# START OF Extracted entries
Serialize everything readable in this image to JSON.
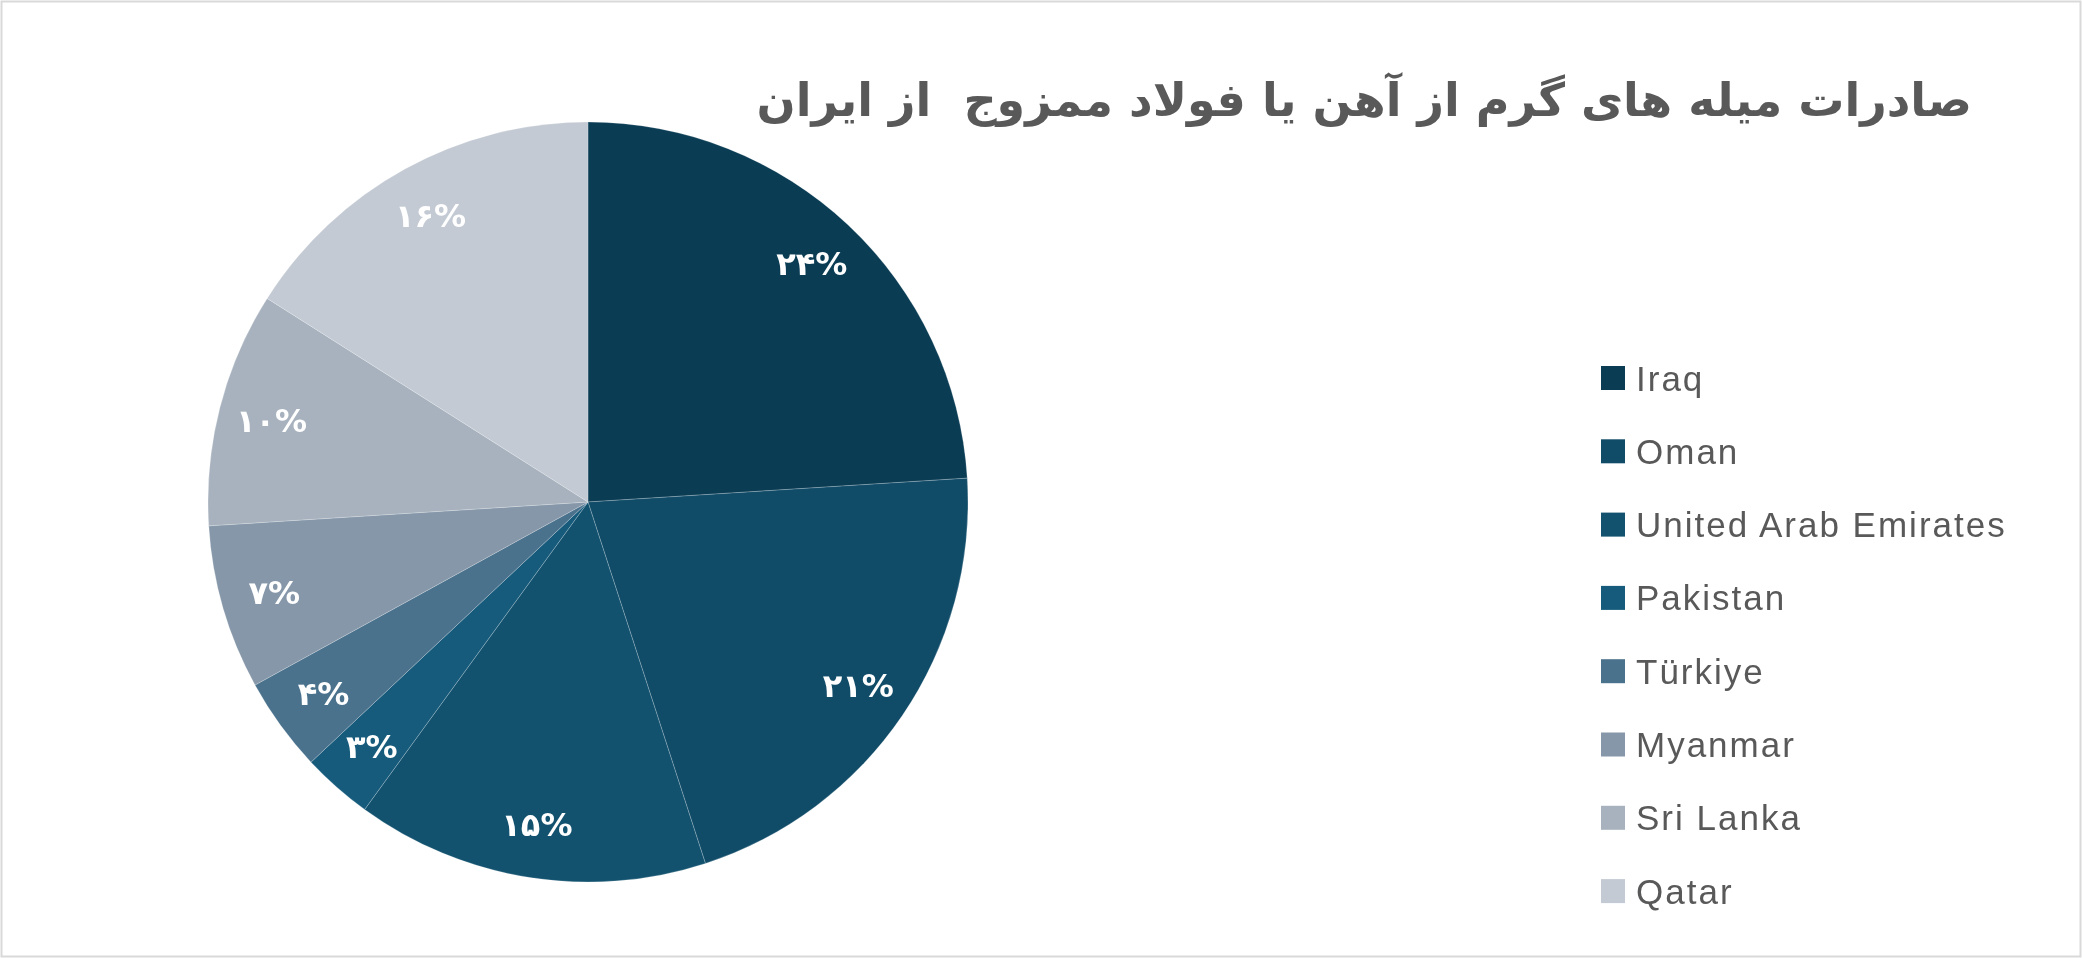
{
  "chart_data": {
    "type": "pie",
    "title": "صادرات میله های گرم از آهن یا فولاد ممزوج  از ایران",
    "categories": [
      "Iraq",
      "Oman",
      "United Arab Emirates",
      "Pakistan",
      "Türkiye",
      "Myanmar",
      "Sri Lanka",
      "Qatar"
    ],
    "values": [
      24,
      21,
      15,
      3,
      4,
      7,
      10,
      16
    ],
    "colors": [
      "#0a3c54",
      "#104b68",
      "#12526f",
      "#165b7c",
      "#4b728d",
      "#8597a9",
      "#a7b2be",
      "#c3cad3"
    ],
    "value_labels": [
      "۲۴%",
      "۲۱%",
      "۱۵%",
      "۳%",
      "۴%",
      "۷%",
      "۱۰%",
      "۱۶%"
    ],
    "legend": "right"
  }
}
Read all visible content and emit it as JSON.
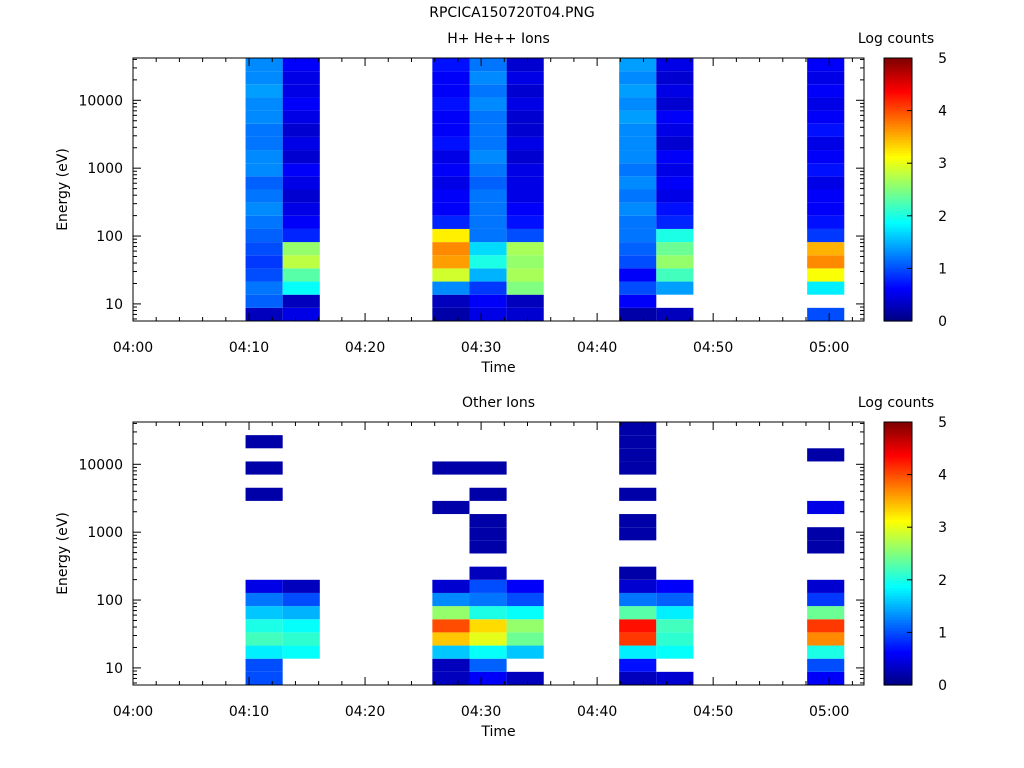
# END OF Extracted entries
▸ What you will do
Print the listing above in full, exactly as written. Omit any pictures.

▸ Response to the exercise
Serialize everything readable in this image to JSON.
{
  "chart_data": {
    "type": "pie",
    "title": "صادرات میله های گرم از آهن یا فولاد ممزوج  از ایران",
    "categories": [
      "Iraq",
      "Oman",
      "United Arab Emirates",
      "Pakistan",
      "Türkiye",
      "Myanmar",
      "Sri Lanka",
      "Qatar"
    ],
    "values": [
      24,
      21,
      15,
      3,
      4,
      7,
      10,
      16
    ],
    "colors": [
      "#0a3c54",
      "#104b68",
      "#12526f",
      "#165b7c",
      "#4b728d",
      "#8597a9",
      "#a7b2be",
      "#c3cad3"
    ],
    "value_labels": [
      "۲۴%",
      "۲۱%",
      "۱۵%",
      "۳%",
      "۴%",
      "۷%",
      "۱۰%",
      "۱۶%"
    ],
    "legend": "right"
  }
}
Read all visible content and emit it as JSON.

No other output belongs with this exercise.